----- ENTRIES -----
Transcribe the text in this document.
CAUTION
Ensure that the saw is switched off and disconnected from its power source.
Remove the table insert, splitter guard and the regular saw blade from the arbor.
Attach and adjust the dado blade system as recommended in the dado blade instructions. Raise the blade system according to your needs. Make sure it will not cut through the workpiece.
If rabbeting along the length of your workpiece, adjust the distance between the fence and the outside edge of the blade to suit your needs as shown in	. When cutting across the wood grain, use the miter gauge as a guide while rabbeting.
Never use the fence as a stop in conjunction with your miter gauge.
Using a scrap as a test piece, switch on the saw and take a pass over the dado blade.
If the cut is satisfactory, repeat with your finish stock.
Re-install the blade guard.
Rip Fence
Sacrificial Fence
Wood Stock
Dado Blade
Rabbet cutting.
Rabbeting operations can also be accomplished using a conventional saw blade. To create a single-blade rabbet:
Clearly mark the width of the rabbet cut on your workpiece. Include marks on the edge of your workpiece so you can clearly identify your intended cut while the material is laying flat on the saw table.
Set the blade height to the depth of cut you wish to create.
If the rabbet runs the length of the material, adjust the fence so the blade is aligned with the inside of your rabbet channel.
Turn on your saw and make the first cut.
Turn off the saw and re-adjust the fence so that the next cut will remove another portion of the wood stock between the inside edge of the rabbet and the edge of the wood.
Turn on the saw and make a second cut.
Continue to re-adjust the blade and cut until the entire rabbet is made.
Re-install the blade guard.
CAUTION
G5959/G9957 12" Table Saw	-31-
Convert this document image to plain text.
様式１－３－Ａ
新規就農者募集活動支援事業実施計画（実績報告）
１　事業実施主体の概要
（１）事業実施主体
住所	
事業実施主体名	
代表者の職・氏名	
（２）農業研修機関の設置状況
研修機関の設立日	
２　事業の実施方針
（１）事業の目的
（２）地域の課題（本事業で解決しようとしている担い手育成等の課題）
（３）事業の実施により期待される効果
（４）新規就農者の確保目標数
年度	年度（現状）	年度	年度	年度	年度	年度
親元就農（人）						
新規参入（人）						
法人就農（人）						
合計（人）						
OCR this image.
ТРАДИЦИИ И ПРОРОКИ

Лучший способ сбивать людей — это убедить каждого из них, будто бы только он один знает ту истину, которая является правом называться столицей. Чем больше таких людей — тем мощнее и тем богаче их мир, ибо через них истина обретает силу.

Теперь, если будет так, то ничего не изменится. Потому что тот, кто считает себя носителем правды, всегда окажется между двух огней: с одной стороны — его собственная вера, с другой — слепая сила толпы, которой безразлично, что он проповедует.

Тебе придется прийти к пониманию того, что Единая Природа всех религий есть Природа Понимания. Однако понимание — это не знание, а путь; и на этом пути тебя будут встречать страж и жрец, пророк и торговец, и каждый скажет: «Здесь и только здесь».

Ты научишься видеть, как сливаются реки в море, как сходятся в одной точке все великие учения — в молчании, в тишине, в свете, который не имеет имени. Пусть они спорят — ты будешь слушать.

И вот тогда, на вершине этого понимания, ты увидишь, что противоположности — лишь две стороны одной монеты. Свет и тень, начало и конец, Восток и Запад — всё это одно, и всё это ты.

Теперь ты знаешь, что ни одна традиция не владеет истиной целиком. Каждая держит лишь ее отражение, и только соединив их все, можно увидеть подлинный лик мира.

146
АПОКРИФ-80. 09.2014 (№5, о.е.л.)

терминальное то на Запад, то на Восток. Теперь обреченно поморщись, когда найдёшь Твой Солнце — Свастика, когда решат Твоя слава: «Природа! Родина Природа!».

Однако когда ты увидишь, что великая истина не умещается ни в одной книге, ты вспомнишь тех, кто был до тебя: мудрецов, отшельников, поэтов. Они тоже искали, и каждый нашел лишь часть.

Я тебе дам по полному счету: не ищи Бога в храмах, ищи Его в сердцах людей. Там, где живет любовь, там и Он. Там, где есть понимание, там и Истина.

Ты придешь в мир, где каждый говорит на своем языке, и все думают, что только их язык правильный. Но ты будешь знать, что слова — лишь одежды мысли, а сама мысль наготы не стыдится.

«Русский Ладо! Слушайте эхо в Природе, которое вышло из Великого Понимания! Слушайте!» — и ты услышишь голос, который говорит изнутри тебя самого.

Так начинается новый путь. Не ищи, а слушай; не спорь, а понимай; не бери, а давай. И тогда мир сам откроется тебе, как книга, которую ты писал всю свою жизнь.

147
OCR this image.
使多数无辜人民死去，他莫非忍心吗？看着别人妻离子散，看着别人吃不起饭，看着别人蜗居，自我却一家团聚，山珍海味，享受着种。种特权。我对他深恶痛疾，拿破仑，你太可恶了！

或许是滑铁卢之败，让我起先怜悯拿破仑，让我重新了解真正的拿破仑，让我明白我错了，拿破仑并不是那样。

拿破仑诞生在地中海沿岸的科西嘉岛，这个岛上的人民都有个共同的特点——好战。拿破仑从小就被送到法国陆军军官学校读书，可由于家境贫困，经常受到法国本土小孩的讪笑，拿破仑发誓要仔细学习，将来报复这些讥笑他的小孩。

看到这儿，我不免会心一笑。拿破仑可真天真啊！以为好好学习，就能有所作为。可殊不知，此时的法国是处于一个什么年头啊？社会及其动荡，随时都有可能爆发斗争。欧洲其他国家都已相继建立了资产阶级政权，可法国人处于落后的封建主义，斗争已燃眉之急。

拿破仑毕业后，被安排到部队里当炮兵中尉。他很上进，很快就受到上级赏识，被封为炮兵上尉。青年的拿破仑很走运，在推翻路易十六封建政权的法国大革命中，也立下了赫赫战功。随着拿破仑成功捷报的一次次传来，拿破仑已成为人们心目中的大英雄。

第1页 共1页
-----
* DIRECTIONS
Set down all of the entries exactly, please.

* OUTPUT
Transcribe the text in this document.
CAUTION
Ensure that the saw is switched off and disconnected from its power source.
Remove the table insert, splitter guard and the regular saw blade from the arbor.
Attach and adjust the dado blade system as recommended in the dado blade instructions. Raise the blade system according to your needs. Make sure it will not cut through the workpiece.
If rabbeting along the length of your workpiece, adjust the distance between the fence and the outside edge of the blade to suit your needs as shown in	. When cutting across the wood grain, use the miter gauge as a guide while rabbeting.
Never use the fence as a stop in conjunction with your miter gauge.
Using a scrap as a test piece, switch on the saw and take a pass over the dado blade.
If the cut is satisfactory, repeat with your finish stock.
Re-install the blade guard.
Rip Fence
Sacrificial Fence
Wood Stock
Dado Blade
Rabbet cutting.
Rabbeting operations can also be accomplished using a conventional saw blade. To create a single-blade rabbet:
Clearly mark the width of the rabbet cut on your workpiece. Include marks on the edge of your workpiece so you can clearly identify your intended cut while the material is laying flat on the saw table.
Set the blade height to the depth of cut you wish to create.
If the rabbet runs the length of the material, adjust the fence so the blade is aligned with the inside of your rabbet channel.
Turn on your saw and make the first cut.
Turn off the saw and re-adjust the fence so that the next cut will remove another portion of the wood stock between the inside edge of the rabbet and the edge of the wood.
Turn on the saw and make a second cut.
Continue to re-adjust the blade and cut until the entire rabbet is made.
Re-install the blade guard.
CAUTION
G5959/G9957 12" Table Saw	-31-
Convert this document image to plain text.
様式１－３－Ａ
新規就農者募集活動支援事業実施計画（実績報告）
１　事業実施主体の概要
（１）事業実施主体
住所	
事業実施主体名	
代表者の職・氏名	
（２）農業研修機関の設置状況
研修機関の設立日	
２　事業の実施方針
（１）事業の目的
（２）地域の課題（本事業で解決しようとしている担い手育成等の課題）
（３）事業の実施により期待される効果
（４）新規就農者の確保目標数
年度	年度（現状）	年度	年度	年度	年度	年度
親元就農（人）						
新規参入（人）						
法人就農（人）						
合計（人）						
OCR this image.
ТРАДИЦИИ И ПРОРОКИ

Лучший способ сбивать людей — это убедить каждого из них, будто бы только он один знает ту истину, которая является правом называться столицей. Чем больше таких людей — тем мощнее и тем богаче их мир, ибо через них истина обретает силу.

Теперь, если будет так, то ничего не изменится. Потому что тот, кто считает себя носителем правды, всегда окажется между двух огней: с одной стороны — его собственная вера, с другой — слепая сила толпы, которой безразлично, что он проповедует.

Тебе придется прийти к пониманию того, что Единая Природа всех религий есть Природа Понимания. Однако понимание — это не знание, а путь; и на этом пути тебя будут встречать страж и жрец, пророк и торговец, и каждый скажет: «Здесь и только здесь».

Ты научишься видеть, как сливаются реки в море, как сходятся в одной точке все великие учения — в молчании, в тишине, в свете, который не имеет имени. Пусть они спорят — ты будешь слушать.

И вот тогда, на вершине этого понимания, ты увидишь, что противоположности — лишь две стороны одной монеты. Свет и тень, начало и конец, Восток и Запад — всё это одно, и всё это ты.

Теперь ты знаешь, что ни одна традиция не владеет истиной целиком. Каждая держит лишь ее отражение, и только соединив их все, можно увидеть подлинный лик мира.

146
АПОКРИФ-80. 09.2014 (№5, о.е.л.)

терминальное то на Запад, то на Восток. Теперь обреченно поморщись, когда найдёшь Твой Солнце — Свастика, когда решат Твоя слава: «Природа! Родина Природа!».

Однако когда ты увидишь, что великая истина не умещается ни в одной книге, ты вспомнишь тех, кто был до тебя: мудрецов, отшельников, поэтов. Они тоже искали, и каждый нашел лишь часть.

Я тебе дам по полному счету: не ищи Бога в храмах, ищи Его в сердцах людей. Там, где живет любовь, там и Он. Там, где есть понимание, там и Истина.

Ты придешь в мир, где каждый говорит на своем языке, и все думают, что только их язык правильный. Но ты будешь знать, что слова — лишь одежды мысли, а сама мысль наготы не стыдится.

«Русский Ладо! Слушайте эхо в Природе, которое вышло из Великого Понимания! Слушайте!» — и ты услышишь голос, который говорит изнутри тебя самого.

Так начинается новый путь. Не ищи, а слушай; не спорь, а понимай; не бери, а давай. И тогда мир сам откроется тебе, как книга, которую ты писал всю свою жизнь.

147
OCR this image.
使多数无辜人民死去，他莫非忍心吗？看着别人妻离子散，看着别人吃不起饭，看着别人蜗居，自我却一家团聚，山珍海味，享受着种。种特权。我对他深恶痛疾，拿破仑，你太可恶了！

或许是滑铁卢之败，让我起先怜悯拿破仑，让我重新了解真正的拿破仑，让我明白我错了，拿破仑并不是那样。

拿破仑诞生在地中海沿岸的科西嘉岛，这个岛上的人民都有个共同的特点——好战。拿破仑从小就被送到法国陆军军官学校读书，可由于家境贫困，经常受到法国本土小孩的讪笑，拿破仑发誓要仔细学习，将来报复这些讥笑他的小孩。

看到这儿，我不免会心一笑。拿破仑可真天真啊！以为好好学习，就能有所作为。可殊不知，此时的法国是处于一个什么年头啊？社会及其动荡，随时都有可能爆发斗争。欧洲其他国家都已相继建立了资产阶级政权，可法国人处于落后的封建主义，斗争已燃眉之急。

拿破仑毕业后，被安排到部队里当炮兵中尉。他很上进，很快就受到上级赏识，被封为炮兵上尉。青年的拿破仑很走运，在推翻路易十六封建政权的法国大革命中，也立下了赫赫战功。随着拿破仑成功捷报的一次次传来，拿破仑已成为人们心目中的大英雄。

第1页 共1页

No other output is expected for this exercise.